**Aim of the task**
Scan the data below and report how many lines include the word "Number". Nothing else is wanted.

**The records**

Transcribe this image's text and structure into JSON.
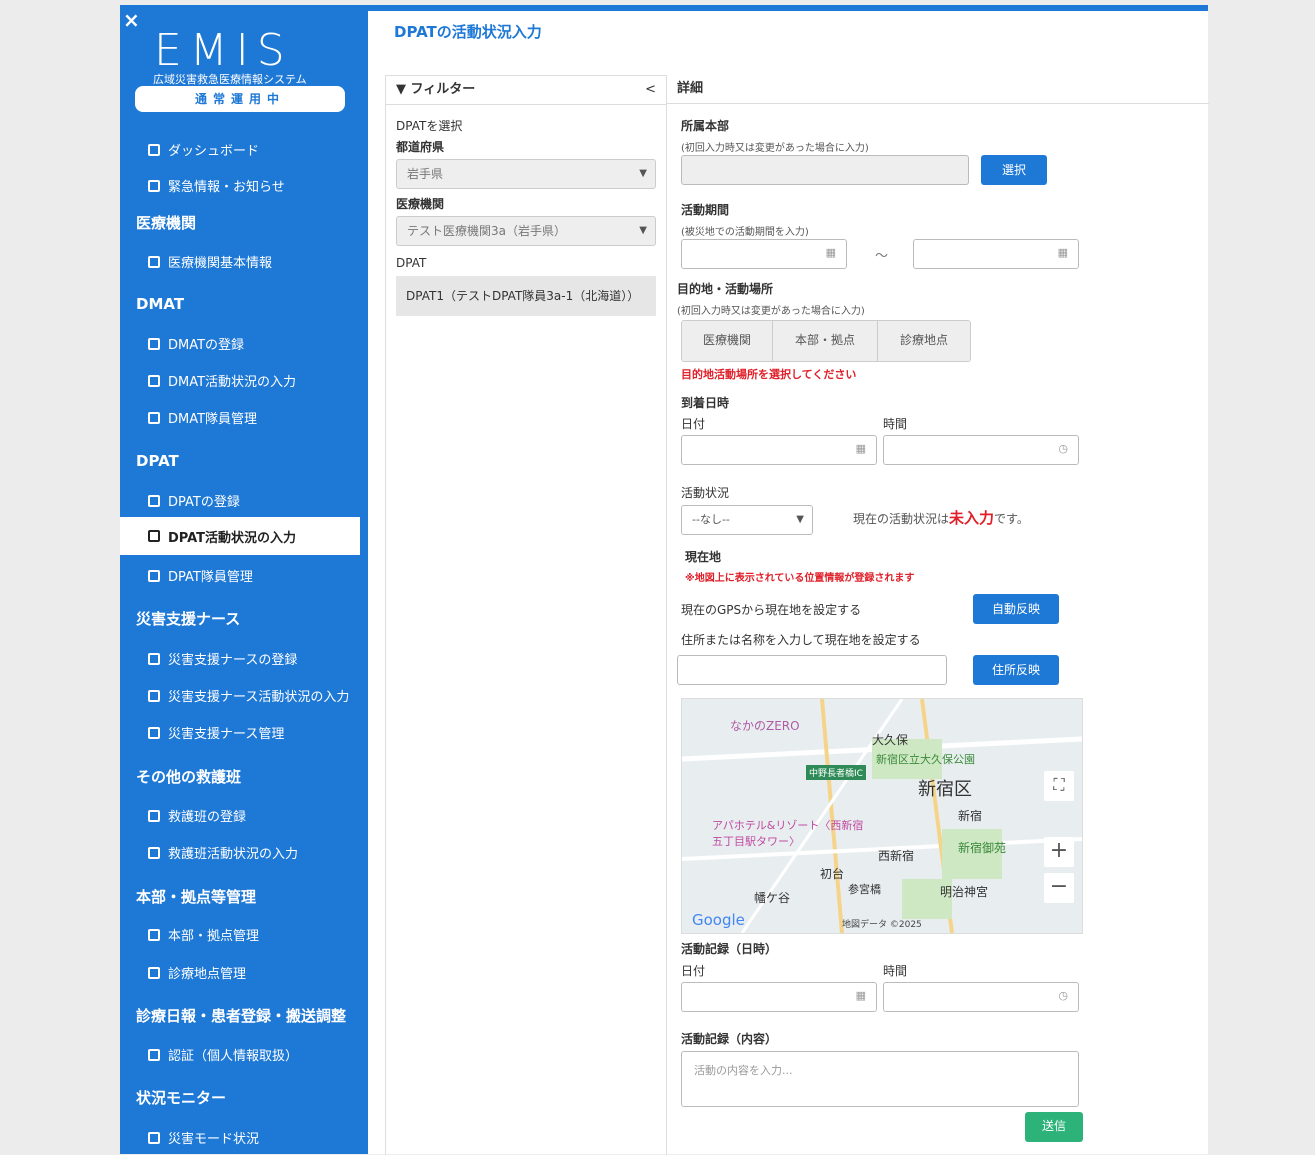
{
  "sidebar": {
    "close": "×",
    "logo": "EMIS",
    "logo_sub": "広域災害救急医療情報システム",
    "status": "通常運用中",
    "items": [
      {
        "label": "ダッシュボード"
      },
      {
        "label": "緊急情報・お知らせ"
      },
      {
        "label": "医療機関基本情報"
      },
      {
        "label": "DMATの登録"
      },
      {
        "label": "DMAT活動状況の入力"
      },
      {
        "label": "DMAT隊員管理"
      },
      {
        "label": "DPATの登録"
      },
      {
        "label": "DPAT活動状況の入力"
      },
      {
        "label": "DPAT隊員管理"
      },
      {
        "label": "災害支援ナースの登録"
      },
      {
        "label": "災害支援ナース活動状況の入力"
      },
      {
        "label": "災害支援ナース管理"
      },
      {
        "label": "救護班の登録"
      },
      {
        "label": "救護班活動状況の入力"
      },
      {
        "label": "本部・拠点管理"
      },
      {
        "label": "診療地点管理"
      },
      {
        "label": "認証（個人情報取扱）"
      },
      {
        "label": "災害モード状況"
      }
    ],
    "sections": [
      "医療機関",
      "DMAT",
      "DPAT",
      "災害支援ナース",
      "その他の救護班",
      "本部・拠点等管理",
      "診療日報・患者登録・搬送調整",
      "状況モニター"
    ]
  },
  "main": {
    "title": "DPATの活動状況入力",
    "filter": {
      "head": "フィルター",
      "collapse": "<",
      "select_dpat": "DPATを選択",
      "pref_label": "都道府県",
      "pref_value": "岩手県",
      "inst_label": "医療機関",
      "inst_value": "テスト医療機関3a（岩手県）",
      "dpat_label": "DPAT",
      "dpat_value": "DPAT1（テストDPAT隊員3a-1（北海道））"
    },
    "detail": {
      "head": "詳細",
      "hq_label": "所属本部",
      "hq_note": "(初回入力時又は変更があった場合に入力)",
      "select_btn": "選択",
      "period_label": "活動期間",
      "period_note": "(被災地での活動期間を入力)",
      "tilde": "～",
      "dest_label": "目的地・活動場所",
      "dest_note": "(初回入力時又は変更があった場合に入力)",
      "dest_options": [
        "医療機関",
        "本部・拠点",
        "診療地点"
      ],
      "dest_error": "目的地活動場所を選択してください",
      "arrival_label": "到着日時",
      "date_label": "日付",
      "time_label": "時間",
      "status_label": "活動状況",
      "status_value": "--なし--",
      "status_msg_pre": "現在の活動状況は",
      "status_msg_val": "未入力",
      "status_msg_post": "です。",
      "loc_label": "現在地",
      "loc_note": "※地図上に表示されている位置情報が登録されます",
      "gps_text": "現在のGPSから現在地を設定する",
      "auto_btn": "自動反映",
      "addr_text": "住所または名称を入力して現在地を設定する",
      "addr_btn": "住所反映",
      "map_labels": [
        "なかのZERO",
        "大久保",
        "新宿区立大久保公園",
        "中野長者橋IC",
        "新宿区",
        "アパホテル&リゾート〈西新宿五丁目駅タワー〉",
        "新宿",
        "新宿御苑",
        "西新宿",
        "初台",
        "参宮橋",
        "幡ケ谷",
        "明治神宮",
        "Google",
        "地図データ ©2025"
      ],
      "record_dt_label": "活動記録（日時）",
      "record_content_label": "活動記録（内容）",
      "record_placeholder": "活動の内容を入力...",
      "send_btn": "送信"
    }
  }
}
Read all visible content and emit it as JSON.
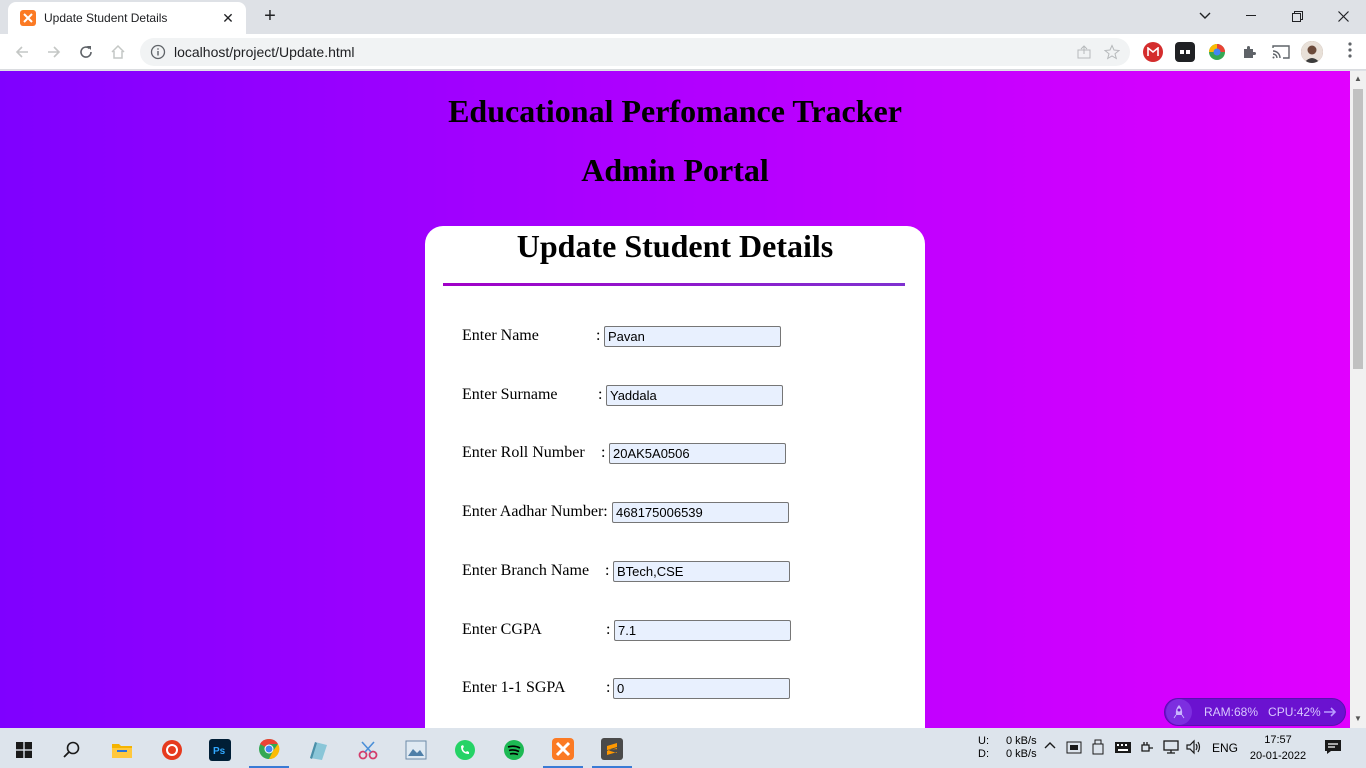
{
  "browser": {
    "tab_title": "Update Student Details",
    "url": "localhost/project/Update.html"
  },
  "page": {
    "site_title": "Educational Perfomance Tracker",
    "portal_title": "Admin Portal",
    "form_title": "Update Student Details",
    "fields": [
      {
        "label": "Enter Name",
        "value": "Pavan"
      },
      {
        "label": "Enter Surname",
        "value": "Yaddala"
      },
      {
        "label": "Enter Roll Number",
        "value": "20AK5A0506"
      },
      {
        "label": "Enter Aadhar Number:",
        "value": "468175006539"
      },
      {
        "label": "Enter Branch Name",
        "value": "BTech,CSE"
      },
      {
        "label": "Enter CGPA",
        "value": "7.1"
      },
      {
        "label": "Enter 1-1 SGPA",
        "value": "0"
      }
    ],
    "colon": ":"
  },
  "resource_monitor": {
    "ram": "RAM:68%",
    "cpu": "CPU:42%"
  },
  "taskbar": {
    "net_up_label": "U:",
    "net_down_label": "D:",
    "net_up": "0 kB/s",
    "net_down": "0 kB/s",
    "language": "ENG",
    "time": "17:57",
    "date": "20-01-2022"
  },
  "colors": {
    "gradient_start": "#7f00ff",
    "gradient_end": "#e100ff"
  }
}
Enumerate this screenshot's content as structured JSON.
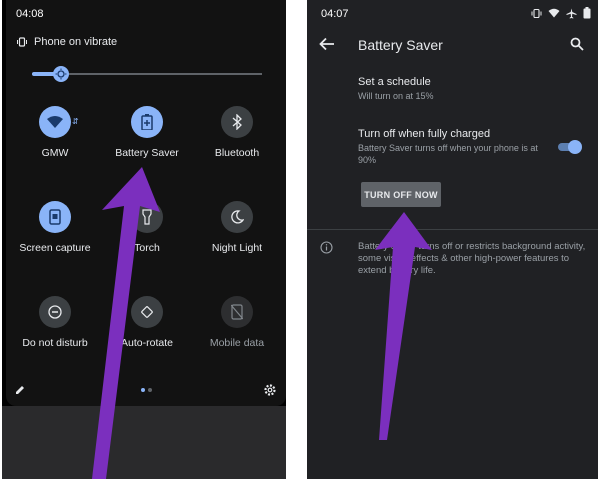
{
  "left": {
    "status_time": "04:08",
    "vibrate_label": "Phone on vibrate",
    "brightness_level": 0.13,
    "tiles": [
      {
        "label": "GMW",
        "state": "on",
        "icon": "wifi-icon"
      },
      {
        "label": "Battery Saver",
        "state": "on",
        "icon": "battery-saver-icon"
      },
      {
        "label": "Bluetooth",
        "state": "off",
        "icon": "bluetooth-icon"
      },
      {
        "label": "Screen capture",
        "state": "on",
        "icon": "screen-capture-icon"
      },
      {
        "label": "Torch",
        "state": "off",
        "icon": "flashlight-icon"
      },
      {
        "label": "Night Light",
        "state": "off",
        "icon": "moon-icon"
      },
      {
        "label": "Do not disturb",
        "state": "off",
        "icon": "dnd-icon"
      },
      {
        "label": "Auto-rotate",
        "state": "off",
        "icon": "rotate-icon"
      },
      {
        "label": "Mobile data",
        "state": "disabled",
        "icon": "mobile-data-off-icon"
      }
    ],
    "page_count": 2,
    "active_page": 1
  },
  "right": {
    "status_time": "04:07",
    "title": "Battery Saver",
    "schedule": {
      "title": "Set a schedule",
      "subtitle": "Will turn on at 15%"
    },
    "turn_off_charged": {
      "title": "Turn off when fully charged",
      "subtitle": "Battery Saver turns off when your phone is at 90%",
      "enabled": true
    },
    "button_label": "TURN OFF NOW",
    "info_text": "Battery Saver turns off or restricts background activity, some visual effects & other high-power features to extend battery life."
  },
  "colors": {
    "accent": "#8ab4f8",
    "annotation_arrow": "#7b2fbe",
    "dark_bg": "#202124"
  }
}
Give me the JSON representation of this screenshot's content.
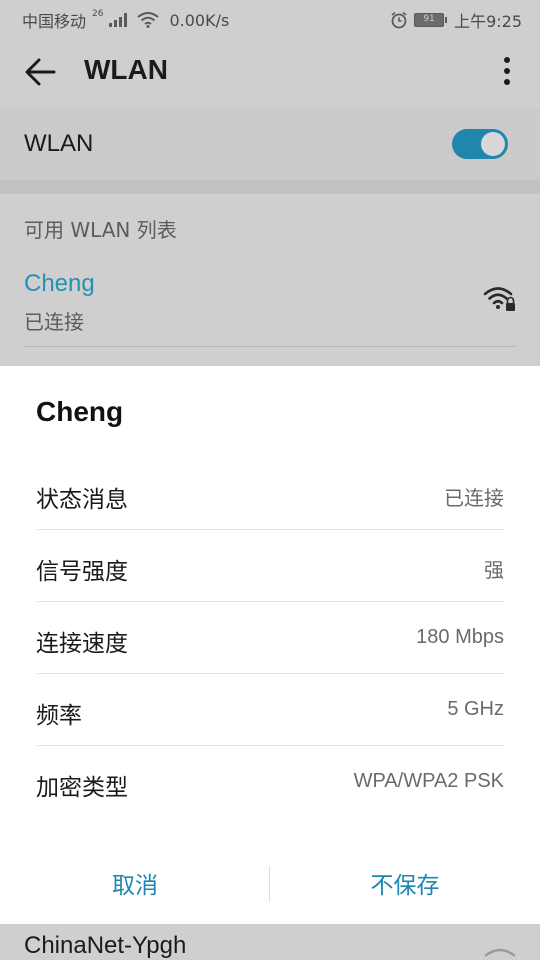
{
  "status_bar": {
    "carrier": "中国移动",
    "network_type": "26",
    "speed": "0.00K/s",
    "battery": "91",
    "time": "上午9:25"
  },
  "header": {
    "title": "WLAN"
  },
  "wlan_switch": {
    "label": "WLAN",
    "enabled": true
  },
  "list": {
    "section_title": "可用 WLAN 列表",
    "connected": {
      "name": "Cheng",
      "status": "已连接"
    },
    "next_network": {
      "name": "ChinaNet-Ypgh"
    }
  },
  "dialog": {
    "title": "Cheng",
    "rows": [
      {
        "key": "状态消息",
        "value": "已连接"
      },
      {
        "key": "信号强度",
        "value": "强"
      },
      {
        "key": "连接速度",
        "value": "180 Mbps"
      },
      {
        "key": "频率",
        "value": "5 GHz"
      },
      {
        "key": "加密类型",
        "value": "WPA/WPA2 PSK"
      }
    ],
    "cancel_label": "取消",
    "forget_label": "不保存"
  },
  "colors": {
    "accent": "#1f86ad",
    "dim_background": "#cfcfcf",
    "dialog_background": "#ffffff"
  }
}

**Full output**
2